_Short problem:_ Copy out the material below in full, but not its images.

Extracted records
========================
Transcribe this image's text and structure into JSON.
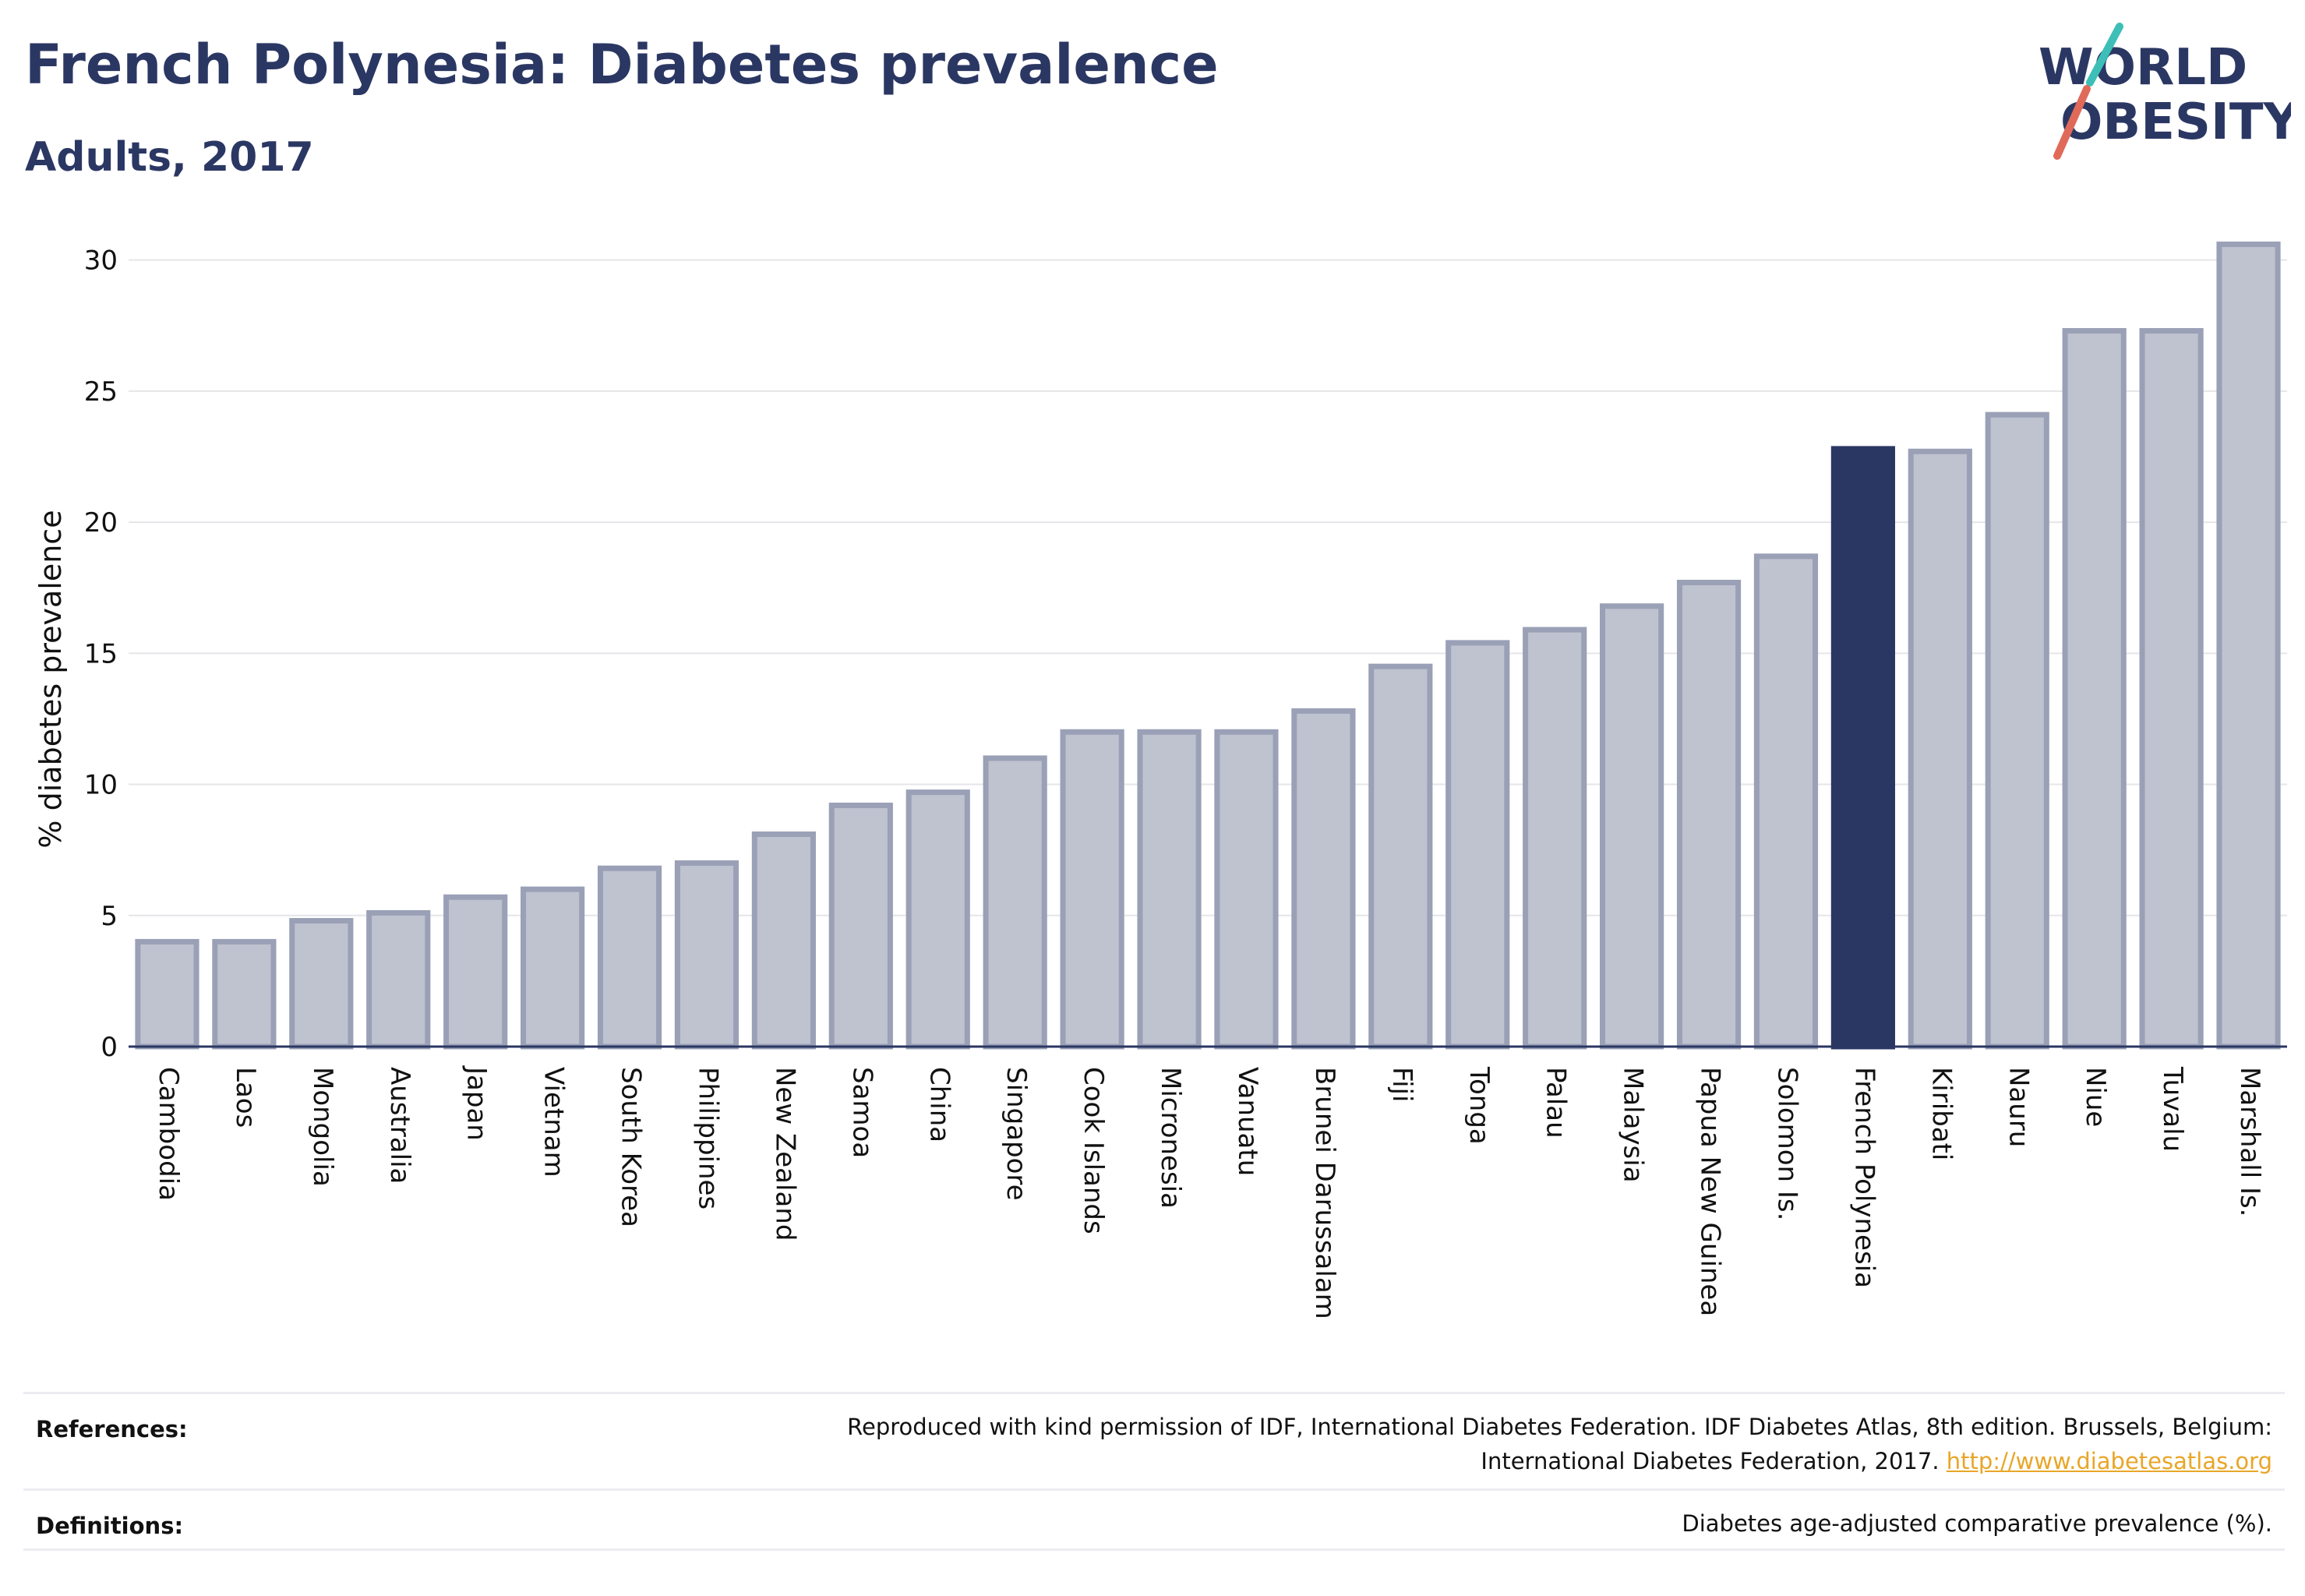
{
  "title": "French Polynesia: Diabetes prevalence",
  "subtitle": "Adults, 2017",
  "logo": {
    "line1": "WORLD",
    "line2": "OBESITY",
    "accent_colors": [
      "#3dbfb8",
      "#e06a5a"
    ]
  },
  "colors": {
    "primary": "#2b3763",
    "bar": "#bfc2cf",
    "bar_stroke": "#9aa0b6",
    "link": "#e8a628"
  },
  "chart_data": {
    "type": "bar",
    "ylabel": "% diabetes prevalence",
    "xlabel": "",
    "ylim": [
      0,
      31
    ],
    "yticks": [
      0,
      5,
      10,
      15,
      20,
      25,
      30
    ],
    "grid": true,
    "highlight": "French Polynesia",
    "categories": [
      "Cambodia",
      "Laos",
      "Mongolia",
      "Australia",
      "Japan",
      "Vietnam",
      "South Korea",
      "Philippines",
      "New Zealand",
      "Samoa",
      "China",
      "Singapore",
      "Cook Islands",
      "Micronesia",
      "Vanuatu",
      "Brunei Darussalam",
      "Fiji",
      "Tonga",
      "Palau",
      "Malaysia",
      "Papua New Guinea",
      "Solomon Is.",
      "French Polynesia",
      "Kiribati",
      "Nauru",
      "Niue",
      "Tuvalu",
      "Marshall Is."
    ],
    "values": [
      4.0,
      4.0,
      4.8,
      5.1,
      5.7,
      6.0,
      6.8,
      7.0,
      8.1,
      9.2,
      9.7,
      11.0,
      12.0,
      12.0,
      12.0,
      12.8,
      14.5,
      15.4,
      15.9,
      16.8,
      17.7,
      18.7,
      22.8,
      22.7,
      24.1,
      27.3,
      27.3,
      30.6
    ]
  },
  "footer": {
    "references_label": "References:",
    "references_line1": "Reproduced with kind permission of IDF, International Diabetes Federation. IDF Diabetes Atlas, 8th edition. Brussels, Belgium:",
    "references_line2": "International Diabetes Federation, 2017. ",
    "references_link": "http://www.diabetesatlas.org",
    "definitions_label": "Definitions:",
    "definitions_text": "Diabetes age-adjusted comparative prevalence (%)."
  }
}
========================
_Correct result:_
Transcribe this image's text and structure into JSON.
{
  "title": "French Polynesia: Diabetes prevalence",
  "subtitle": "Adults, 2017",
  "logo": {
    "line1": "WORLD",
    "line2": "OBESITY",
    "accent_colors": [
      "#3dbfb8",
      "#e06a5a"
    ]
  },
  "colors": {
    "primary": "#2b3763",
    "bar": "#bfc2cf",
    "bar_stroke": "#9aa0b6",
    "link": "#e8a628"
  },
  "chart_data": {
    "type": "bar",
    "ylabel": "% diabetes prevalence",
    "xlabel": "",
    "ylim": [
      0,
      31
    ],
    "yticks": [
      0,
      5,
      10,
      15,
      20,
      25,
      30
    ],
    "grid": true,
    "highlight": "French Polynesia",
    "categories": [
      "Cambodia",
      "Laos",
      "Mongolia",
      "Australia",
      "Japan",
      "Vietnam",
      "South Korea",
      "Philippines",
      "New Zealand",
      "Samoa",
      "China",
      "Singapore",
      "Cook Islands",
      "Micronesia",
      "Vanuatu",
      "Brunei Darussalam",
      "Fiji",
      "Tonga",
      "Palau",
      "Malaysia",
      "Papua New Guinea",
      "Solomon Is.",
      "French Polynesia",
      "Kiribati",
      "Nauru",
      "Niue",
      "Tuvalu",
      "Marshall Is."
    ],
    "values": [
      4.0,
      4.0,
      4.8,
      5.1,
      5.7,
      6.0,
      6.8,
      7.0,
      8.1,
      9.2,
      9.7,
      11.0,
      12.0,
      12.0,
      12.0,
      12.8,
      14.5,
      15.4,
      15.9,
      16.8,
      17.7,
      18.7,
      22.8,
      22.7,
      24.1,
      27.3,
      27.3,
      30.6
    ]
  },
  "footer": {
    "references_label": "References:",
    "references_line1": "Reproduced with kind permission of IDF, International Diabetes Federation. IDF Diabetes Atlas, 8th edition. Brussels, Belgium:",
    "references_line2": "International Diabetes Federation, 2017. ",
    "references_link": "http://www.diabetesatlas.org",
    "definitions_label": "Definitions:",
    "definitions_text": "Diabetes age-adjusted comparative prevalence (%)."
  }
}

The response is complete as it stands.